SHORT TASK:
Transcribe the records that follow exactly. Skip the pictures.
┌──
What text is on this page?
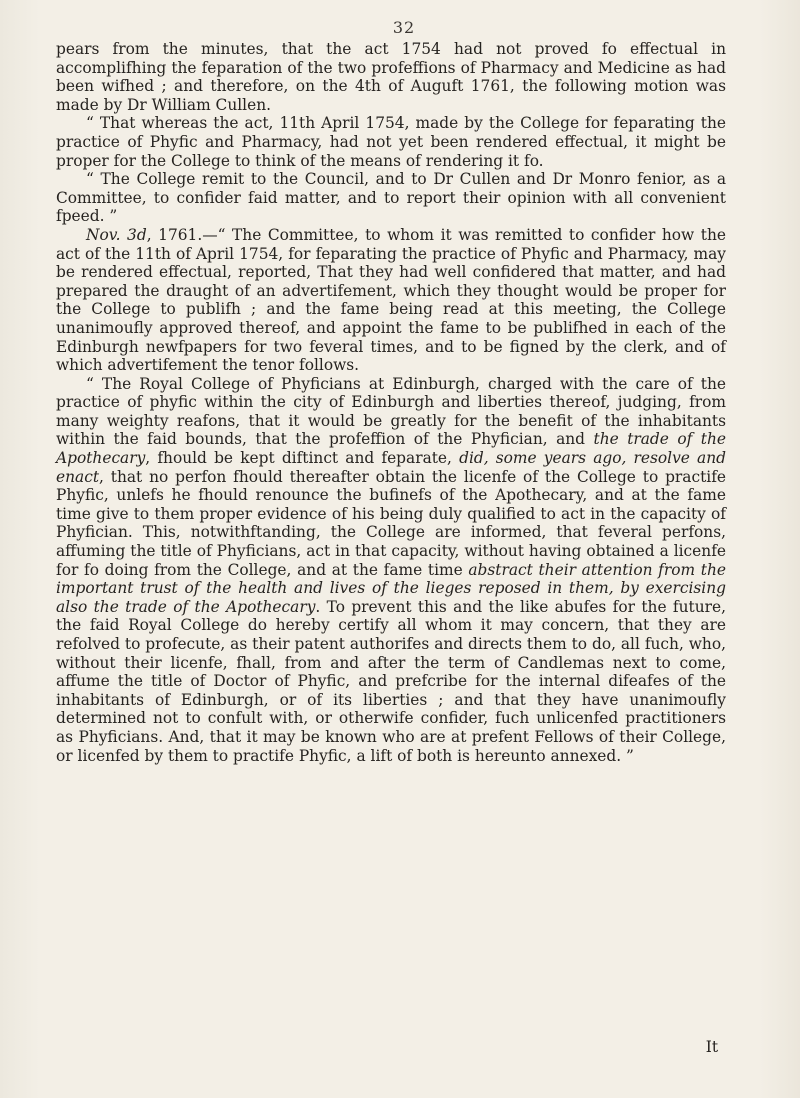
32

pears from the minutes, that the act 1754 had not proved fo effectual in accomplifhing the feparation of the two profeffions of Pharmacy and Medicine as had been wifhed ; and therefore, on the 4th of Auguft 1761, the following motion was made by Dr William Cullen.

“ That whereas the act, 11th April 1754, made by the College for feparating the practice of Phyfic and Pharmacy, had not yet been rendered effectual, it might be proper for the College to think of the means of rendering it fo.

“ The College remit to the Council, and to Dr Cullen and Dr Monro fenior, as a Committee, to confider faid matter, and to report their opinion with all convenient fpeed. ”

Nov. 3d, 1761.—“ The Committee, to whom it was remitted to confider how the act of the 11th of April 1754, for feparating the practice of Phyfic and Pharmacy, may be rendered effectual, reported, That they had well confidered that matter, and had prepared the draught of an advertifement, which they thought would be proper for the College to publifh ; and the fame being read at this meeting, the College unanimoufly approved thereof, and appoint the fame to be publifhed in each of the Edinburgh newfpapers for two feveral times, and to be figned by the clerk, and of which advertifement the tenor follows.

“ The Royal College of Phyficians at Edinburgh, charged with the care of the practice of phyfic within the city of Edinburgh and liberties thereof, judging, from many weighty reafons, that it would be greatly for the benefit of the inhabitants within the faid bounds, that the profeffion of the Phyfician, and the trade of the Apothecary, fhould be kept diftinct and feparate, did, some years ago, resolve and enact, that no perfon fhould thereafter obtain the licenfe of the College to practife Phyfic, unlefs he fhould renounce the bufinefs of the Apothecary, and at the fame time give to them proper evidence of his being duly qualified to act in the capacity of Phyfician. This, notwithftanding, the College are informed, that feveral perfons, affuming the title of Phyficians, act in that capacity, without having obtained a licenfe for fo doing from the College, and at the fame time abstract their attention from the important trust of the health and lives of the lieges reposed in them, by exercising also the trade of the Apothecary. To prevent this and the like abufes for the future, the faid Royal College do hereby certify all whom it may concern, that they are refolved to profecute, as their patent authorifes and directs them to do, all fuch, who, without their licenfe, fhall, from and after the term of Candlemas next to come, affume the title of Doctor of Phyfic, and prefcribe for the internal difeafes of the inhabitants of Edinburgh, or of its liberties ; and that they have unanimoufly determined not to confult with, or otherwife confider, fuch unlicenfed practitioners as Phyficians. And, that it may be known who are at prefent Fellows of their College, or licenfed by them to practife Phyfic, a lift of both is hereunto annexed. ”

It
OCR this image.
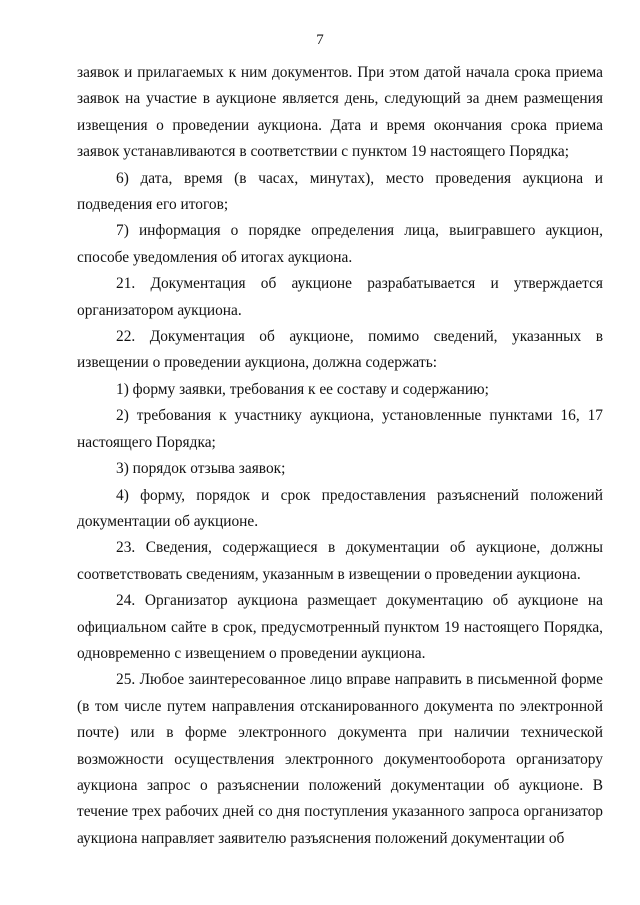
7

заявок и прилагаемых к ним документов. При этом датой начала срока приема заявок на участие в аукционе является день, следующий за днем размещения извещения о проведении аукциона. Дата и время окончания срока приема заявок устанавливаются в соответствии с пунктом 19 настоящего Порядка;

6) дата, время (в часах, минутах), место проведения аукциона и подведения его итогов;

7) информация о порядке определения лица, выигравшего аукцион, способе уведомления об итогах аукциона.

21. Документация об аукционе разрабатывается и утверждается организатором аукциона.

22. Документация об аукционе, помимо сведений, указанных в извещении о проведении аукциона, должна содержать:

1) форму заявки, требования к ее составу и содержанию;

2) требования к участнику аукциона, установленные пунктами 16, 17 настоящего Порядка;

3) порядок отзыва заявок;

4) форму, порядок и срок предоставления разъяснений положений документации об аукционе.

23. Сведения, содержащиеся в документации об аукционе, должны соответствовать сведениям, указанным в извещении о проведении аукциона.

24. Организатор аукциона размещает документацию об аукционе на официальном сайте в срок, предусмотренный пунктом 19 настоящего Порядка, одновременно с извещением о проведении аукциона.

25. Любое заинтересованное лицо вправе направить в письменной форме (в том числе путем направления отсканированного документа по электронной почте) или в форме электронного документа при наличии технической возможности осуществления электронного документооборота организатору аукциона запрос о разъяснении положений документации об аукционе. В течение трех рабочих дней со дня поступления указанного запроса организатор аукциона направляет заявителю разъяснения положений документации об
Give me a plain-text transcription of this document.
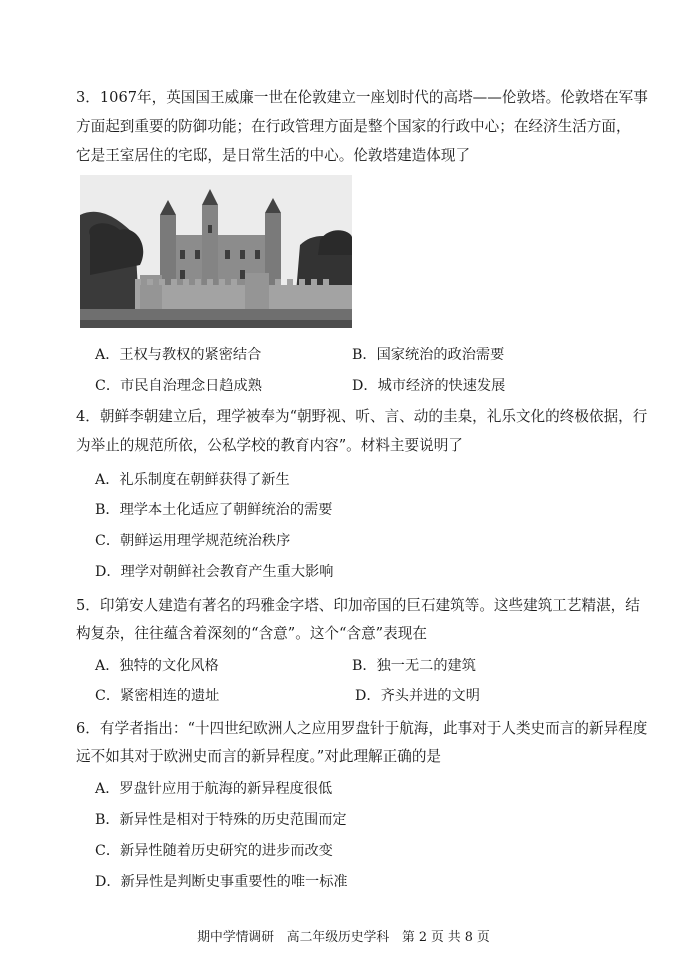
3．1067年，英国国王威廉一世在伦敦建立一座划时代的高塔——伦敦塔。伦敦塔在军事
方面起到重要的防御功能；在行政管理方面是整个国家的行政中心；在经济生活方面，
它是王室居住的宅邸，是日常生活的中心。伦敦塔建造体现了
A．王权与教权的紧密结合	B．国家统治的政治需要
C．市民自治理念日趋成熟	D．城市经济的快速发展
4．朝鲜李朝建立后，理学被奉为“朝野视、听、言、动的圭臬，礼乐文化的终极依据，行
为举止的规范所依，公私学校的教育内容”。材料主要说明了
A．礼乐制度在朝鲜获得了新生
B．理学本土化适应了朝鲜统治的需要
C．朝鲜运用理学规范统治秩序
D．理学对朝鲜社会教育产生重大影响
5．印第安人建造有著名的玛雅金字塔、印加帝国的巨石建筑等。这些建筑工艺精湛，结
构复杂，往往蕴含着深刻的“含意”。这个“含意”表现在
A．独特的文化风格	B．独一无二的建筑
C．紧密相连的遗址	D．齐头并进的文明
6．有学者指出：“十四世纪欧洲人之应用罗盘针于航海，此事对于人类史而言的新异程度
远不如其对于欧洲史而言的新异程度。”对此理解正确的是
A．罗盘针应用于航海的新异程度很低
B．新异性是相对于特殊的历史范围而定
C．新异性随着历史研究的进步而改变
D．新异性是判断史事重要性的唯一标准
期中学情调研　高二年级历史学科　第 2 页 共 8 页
└──
TASK RESPONSE:
What text is on this page?
32

pears from the minutes, that the act 1754 had not proved fo effectual in accomplifhing the feparation of the two profeffions of Pharmacy and Medicine as had been wifhed ; and therefore, on the 4th of Auguft 1761, the following motion was made by Dr William Cullen.

“ That whereas the act, 11th April 1754, made by the College for feparating the practice of Phyfic and Pharmacy, had not yet been rendered effectual, it might be proper for the College to think of the means of rendering it fo.

“ The College remit to the Council, and to Dr Cullen and Dr Monro fenior, as a Committee, to confider faid matter, and to report their opinion with all convenient fpeed. ”

Nov. 3d, 1761.—“ The Committee, to whom it was remitted to confider how the act of the 11th of April 1754, for feparating the practice of Phyfic and Pharmacy, may be rendered effectual, reported, That they had well confidered that matter, and had prepared the draught of an advertifement, which they thought would be proper for the College to publifh ; and the fame being read at this meeting, the College unanimoufly approved thereof, and appoint the fame to be publifhed in each of the Edinburgh newfpapers for two feveral times, and to be figned by the clerk, and of which advertifement the tenor follows.

“ The Royal College of Phyficians at Edinburgh, charged with the care of the practice of phyfic within the city of Edinburgh and liberties thereof, judging, from many weighty reafons, that it would be greatly for the benefit of the inhabitants within the faid bounds, that the profeffion of the Phyfician, and the trade of the Apothecary, fhould be kept diftinct and feparate, did, some years ago, resolve and enact, that no perfon fhould thereafter obtain the licenfe of the College to practife Phyfic, unlefs he fhould renounce the bufinefs of the Apothecary, and at the fame time give to them proper evidence of his being duly qualified to act in the capacity of Phyfician. This, notwithftanding, the College are informed, that feveral perfons, affuming the title of Phyficians, act in that capacity, without having obtained a licenfe for fo doing from the College, and at the fame time abstract their attention from the important trust of the health and lives of the lieges reposed in them, by exercising also the trade of the Apothecary. To prevent this and the like abufes for the future, the faid Royal College do hereby certify all whom it may concern, that they are refolved to profecute, as their patent authorifes and directs them to do, all fuch, who, without their licenfe, fhall, from and after the term of Candlemas next to come, affume the title of Doctor of Phyfic, and prefcribe for the internal difeafes of the inhabitants of Edinburgh, or of its liberties ; and that they have unanimoufly determined not to confult with, or otherwife confider, fuch unlicenfed practitioners as Phyficians. And, that it may be known who are at prefent Fellows of their College, or licenfed by them to practife Phyfic, a lift of both is hereunto annexed. ”

It
OCR this image.
7

заявок и прилагаемых к ним документов. При этом датой начала срока приема заявок на участие в аукционе является день, следующий за днем размещения извещения о проведении аукциона. Дата и время окончания срока приема заявок устанавливаются в соответствии с пунктом 19 настоящего Порядка;

6) дата, время (в часах, минутах), место проведения аукциона и подведения его итогов;

7) информация о порядке определения лица, выигравшего аукцион, способе уведомления об итогах аукциона.

21. Документация об аукционе разрабатывается и утверждается организатором аукциона.

22. Документация об аукционе, помимо сведений, указанных в извещении о проведении аукциона, должна содержать:

1) форму заявки, требования к ее составу и содержанию;

2) требования к участнику аукциона, установленные пунктами 16, 17 настоящего Порядка;

3) порядок отзыва заявок;

4) форму, порядок и срок предоставления разъяснений положений документации об аукционе.

23. Сведения, содержащиеся в документации об аукционе, должны соответствовать сведениям, указанным в извещении о проведении аукциона.

24. Организатор аукциона размещает документацию об аукционе на официальном сайте в срок, предусмотренный пунктом 19 настоящего Порядка, одновременно с извещением о проведении аукциона.

25. Любое заинтересованное лицо вправе направить в письменной форме (в том числе путем направления отсканированного документа по электронной почте) или в форме электронного документа при наличии технической возможности осуществления электронного документооборота организатору аукциона запрос о разъяснении положений документации об аукционе. В течение трех рабочих дней со дня поступления указанного запроса организатор аукциона направляет заявителю разъяснения положений документации об
Give me a plain-text transcription of this document.
3．1067年，英国国王威廉一世在伦敦建立一座划时代的高塔——伦敦塔。伦敦塔在军事
方面起到重要的防御功能；在行政管理方面是整个国家的行政中心；在经济生活方面，
它是王室居住的宅邸，是日常生活的中心。伦敦塔建造体现了
A．王权与教权的紧密结合	B．国家统治的政治需要
C．市民自治理念日趋成熟	D．城市经济的快速发展
4．朝鲜李朝建立后，理学被奉为“朝野视、听、言、动的圭臬，礼乐文化的终极依据，行
为举止的规范所依，公私学校的教育内容”。材料主要说明了
A．礼乐制度在朝鲜获得了新生
B．理学本土化适应了朝鲜统治的需要
C．朝鲜运用理学规范统治秩序
D．理学对朝鲜社会教育产生重大影响
5．印第安人建造有著名的玛雅金字塔、印加帝国的巨石建筑等。这些建筑工艺精湛，结
构复杂，往往蕴含着深刻的“含意”。这个“含意”表现在
A．独特的文化风格	B．独一无二的建筑
C．紧密相连的遗址	D．齐头并进的文明
6．有学者指出：“十四世纪欧洲人之应用罗盘针于航海，此事对于人类史而言的新异程度
远不如其对于欧洲史而言的新异程度。”对此理解正确的是
A．罗盘针应用于航海的新异程度很低
B．新异性是相对于特殊的历史范围而定
C．新异性随着历史研究的进步而改变
D．新异性是判断史事重要性的唯一标准
期中学情调研　高二年级历史学科　第 2 页 共 8 页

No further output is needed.